REQUIREMENT
Pull out every line from the listing that has the word "Employee".

SUPPLIED MATERIAL
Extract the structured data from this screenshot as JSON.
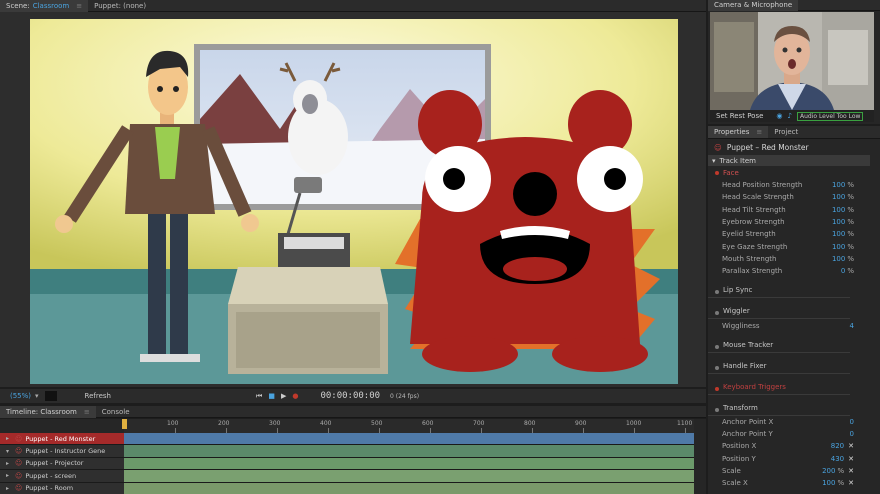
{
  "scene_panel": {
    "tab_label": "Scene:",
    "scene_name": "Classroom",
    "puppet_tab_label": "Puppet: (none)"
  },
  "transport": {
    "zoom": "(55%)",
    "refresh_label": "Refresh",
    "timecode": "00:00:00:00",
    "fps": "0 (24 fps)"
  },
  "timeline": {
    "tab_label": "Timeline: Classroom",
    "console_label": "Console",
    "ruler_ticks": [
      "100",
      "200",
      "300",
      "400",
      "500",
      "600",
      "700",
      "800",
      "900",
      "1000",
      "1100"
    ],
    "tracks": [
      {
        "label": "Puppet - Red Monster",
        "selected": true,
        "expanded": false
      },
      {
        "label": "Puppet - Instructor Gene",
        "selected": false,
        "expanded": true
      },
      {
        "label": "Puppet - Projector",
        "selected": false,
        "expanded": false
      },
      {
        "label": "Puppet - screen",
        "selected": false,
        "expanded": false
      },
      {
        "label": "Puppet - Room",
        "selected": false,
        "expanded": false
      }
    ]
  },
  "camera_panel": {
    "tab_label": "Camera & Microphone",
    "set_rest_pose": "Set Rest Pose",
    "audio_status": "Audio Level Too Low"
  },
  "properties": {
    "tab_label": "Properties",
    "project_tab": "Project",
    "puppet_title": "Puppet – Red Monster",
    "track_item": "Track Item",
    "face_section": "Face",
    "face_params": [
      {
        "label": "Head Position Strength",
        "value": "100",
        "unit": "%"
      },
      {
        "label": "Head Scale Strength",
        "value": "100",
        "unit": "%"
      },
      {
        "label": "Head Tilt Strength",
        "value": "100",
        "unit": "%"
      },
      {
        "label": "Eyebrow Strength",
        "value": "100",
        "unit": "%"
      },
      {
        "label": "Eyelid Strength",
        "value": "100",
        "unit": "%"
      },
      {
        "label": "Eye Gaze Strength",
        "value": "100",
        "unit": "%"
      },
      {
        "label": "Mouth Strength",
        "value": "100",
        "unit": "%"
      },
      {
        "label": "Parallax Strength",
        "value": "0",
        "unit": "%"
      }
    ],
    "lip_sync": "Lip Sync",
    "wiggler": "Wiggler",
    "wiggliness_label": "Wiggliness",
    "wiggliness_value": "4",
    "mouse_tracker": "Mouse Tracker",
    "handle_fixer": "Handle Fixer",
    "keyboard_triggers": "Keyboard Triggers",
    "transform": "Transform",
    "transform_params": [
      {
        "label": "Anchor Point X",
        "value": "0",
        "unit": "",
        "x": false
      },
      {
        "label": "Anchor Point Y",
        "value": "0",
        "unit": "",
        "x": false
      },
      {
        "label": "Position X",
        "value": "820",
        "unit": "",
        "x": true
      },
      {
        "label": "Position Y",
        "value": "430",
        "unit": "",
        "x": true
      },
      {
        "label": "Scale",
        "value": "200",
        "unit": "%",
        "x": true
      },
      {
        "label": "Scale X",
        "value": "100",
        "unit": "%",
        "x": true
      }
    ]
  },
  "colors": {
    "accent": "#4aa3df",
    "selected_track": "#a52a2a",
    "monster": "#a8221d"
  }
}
---
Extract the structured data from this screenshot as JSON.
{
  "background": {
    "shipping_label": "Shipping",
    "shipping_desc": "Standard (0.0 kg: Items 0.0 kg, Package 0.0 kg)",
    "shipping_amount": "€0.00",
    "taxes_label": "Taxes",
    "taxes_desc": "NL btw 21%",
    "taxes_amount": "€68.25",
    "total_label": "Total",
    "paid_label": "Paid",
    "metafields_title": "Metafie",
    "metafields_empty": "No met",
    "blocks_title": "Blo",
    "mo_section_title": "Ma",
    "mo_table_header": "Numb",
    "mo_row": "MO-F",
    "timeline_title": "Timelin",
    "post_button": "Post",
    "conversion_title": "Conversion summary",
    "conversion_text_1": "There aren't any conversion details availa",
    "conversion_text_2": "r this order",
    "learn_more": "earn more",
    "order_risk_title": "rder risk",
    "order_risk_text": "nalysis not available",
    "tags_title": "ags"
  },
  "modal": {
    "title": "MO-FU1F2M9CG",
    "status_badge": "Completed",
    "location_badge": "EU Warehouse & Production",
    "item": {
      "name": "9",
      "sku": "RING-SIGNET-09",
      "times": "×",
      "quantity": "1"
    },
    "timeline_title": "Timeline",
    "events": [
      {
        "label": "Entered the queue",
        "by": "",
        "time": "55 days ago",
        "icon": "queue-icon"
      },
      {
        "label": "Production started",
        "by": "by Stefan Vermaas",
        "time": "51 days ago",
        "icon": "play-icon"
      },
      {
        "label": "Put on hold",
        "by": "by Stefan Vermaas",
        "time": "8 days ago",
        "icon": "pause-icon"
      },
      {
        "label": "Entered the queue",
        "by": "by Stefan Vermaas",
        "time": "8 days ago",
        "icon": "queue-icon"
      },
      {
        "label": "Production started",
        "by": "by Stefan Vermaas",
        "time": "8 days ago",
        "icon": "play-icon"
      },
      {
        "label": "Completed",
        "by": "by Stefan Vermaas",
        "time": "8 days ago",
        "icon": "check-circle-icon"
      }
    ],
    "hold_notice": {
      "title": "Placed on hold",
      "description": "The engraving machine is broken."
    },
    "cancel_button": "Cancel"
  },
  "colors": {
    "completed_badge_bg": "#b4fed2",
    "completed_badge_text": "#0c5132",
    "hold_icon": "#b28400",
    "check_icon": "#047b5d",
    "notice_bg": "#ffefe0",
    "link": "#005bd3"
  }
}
--
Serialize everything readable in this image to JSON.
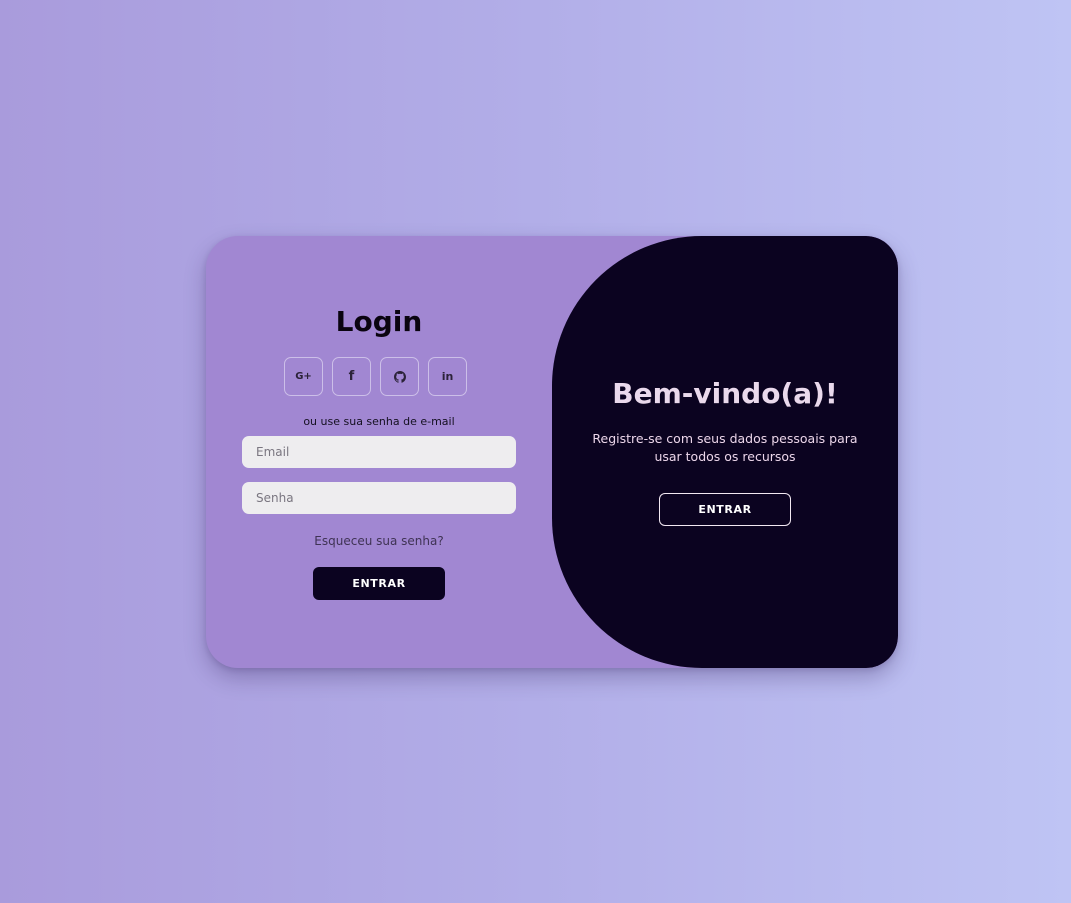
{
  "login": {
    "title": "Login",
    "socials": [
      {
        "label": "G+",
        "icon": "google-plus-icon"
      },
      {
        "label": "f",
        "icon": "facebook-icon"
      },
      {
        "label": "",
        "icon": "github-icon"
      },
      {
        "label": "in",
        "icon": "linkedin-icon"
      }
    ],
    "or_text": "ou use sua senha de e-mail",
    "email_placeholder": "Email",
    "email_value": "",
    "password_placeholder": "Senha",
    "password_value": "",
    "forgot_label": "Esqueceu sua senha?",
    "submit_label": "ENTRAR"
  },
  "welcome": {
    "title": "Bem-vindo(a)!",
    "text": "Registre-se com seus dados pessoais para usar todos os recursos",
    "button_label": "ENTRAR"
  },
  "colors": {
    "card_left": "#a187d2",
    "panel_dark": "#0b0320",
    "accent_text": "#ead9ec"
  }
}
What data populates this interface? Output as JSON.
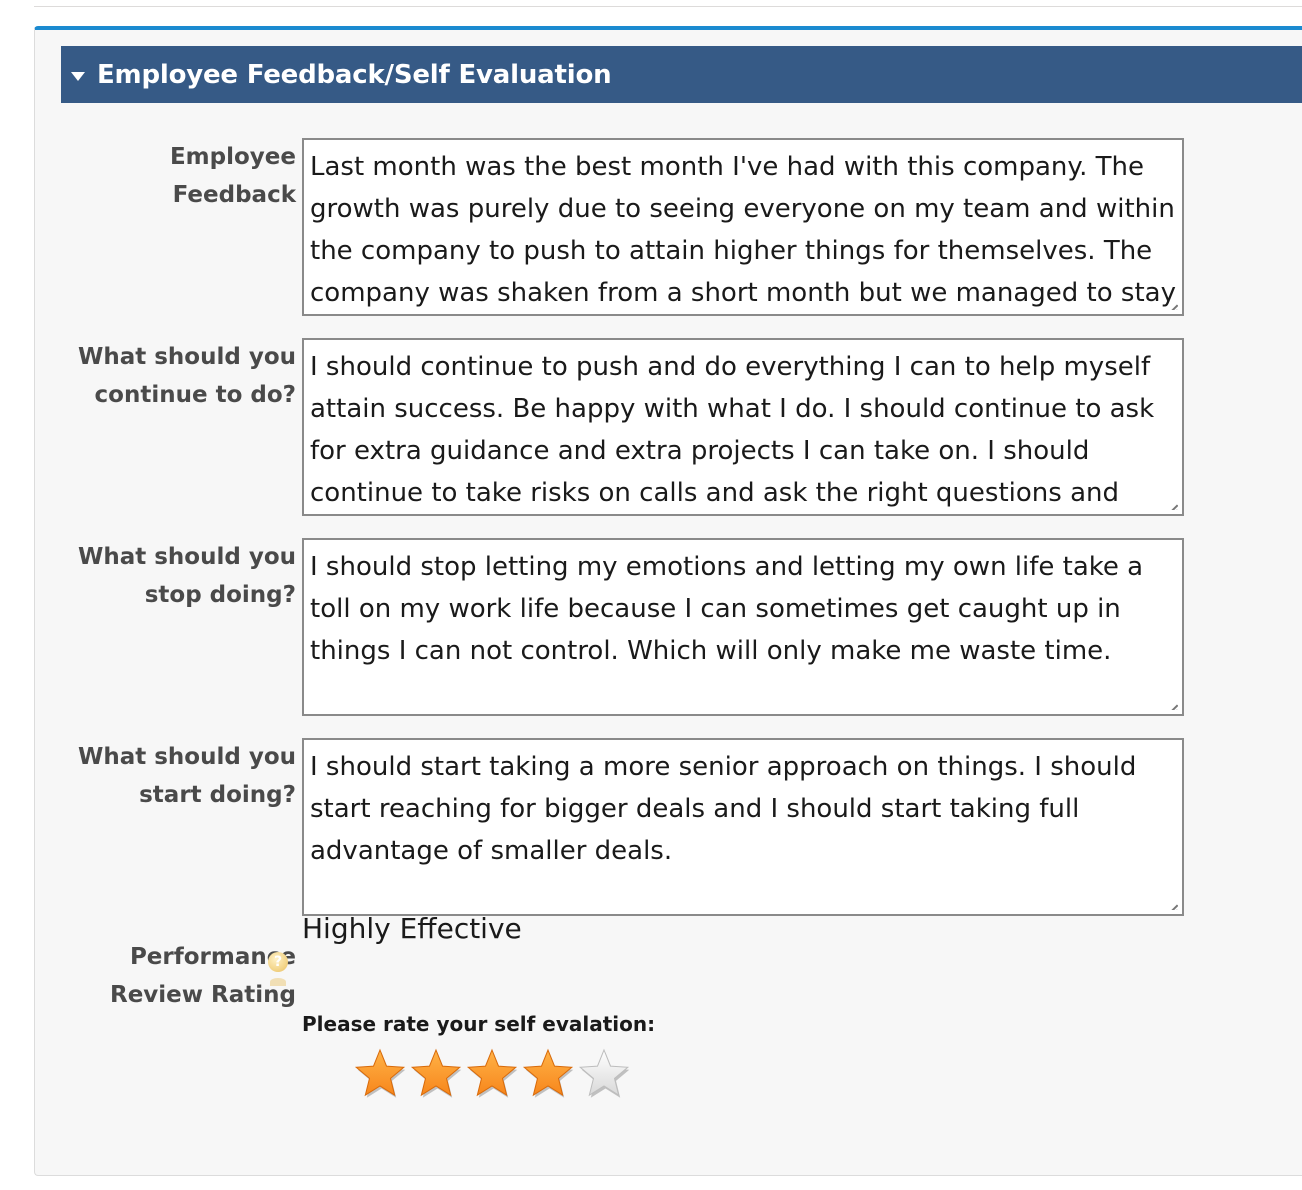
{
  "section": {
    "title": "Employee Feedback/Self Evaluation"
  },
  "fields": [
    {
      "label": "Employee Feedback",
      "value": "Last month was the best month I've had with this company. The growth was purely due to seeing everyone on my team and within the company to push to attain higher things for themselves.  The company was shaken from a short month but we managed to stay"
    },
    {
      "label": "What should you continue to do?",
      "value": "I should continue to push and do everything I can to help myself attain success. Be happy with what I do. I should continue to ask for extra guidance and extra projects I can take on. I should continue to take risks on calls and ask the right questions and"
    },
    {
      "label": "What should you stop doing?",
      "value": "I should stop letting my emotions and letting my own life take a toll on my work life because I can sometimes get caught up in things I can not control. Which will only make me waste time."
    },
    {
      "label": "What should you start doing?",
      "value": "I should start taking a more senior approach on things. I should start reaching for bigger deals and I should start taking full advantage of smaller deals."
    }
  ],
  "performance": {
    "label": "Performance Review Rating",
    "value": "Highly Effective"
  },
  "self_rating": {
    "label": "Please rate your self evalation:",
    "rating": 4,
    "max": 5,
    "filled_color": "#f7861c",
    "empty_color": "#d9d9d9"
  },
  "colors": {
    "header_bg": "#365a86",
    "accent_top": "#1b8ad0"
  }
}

EXPECTED OUTPUT
    "title": "Employee Feedback/Self Evaluation"
      "label": "Employee Feedback",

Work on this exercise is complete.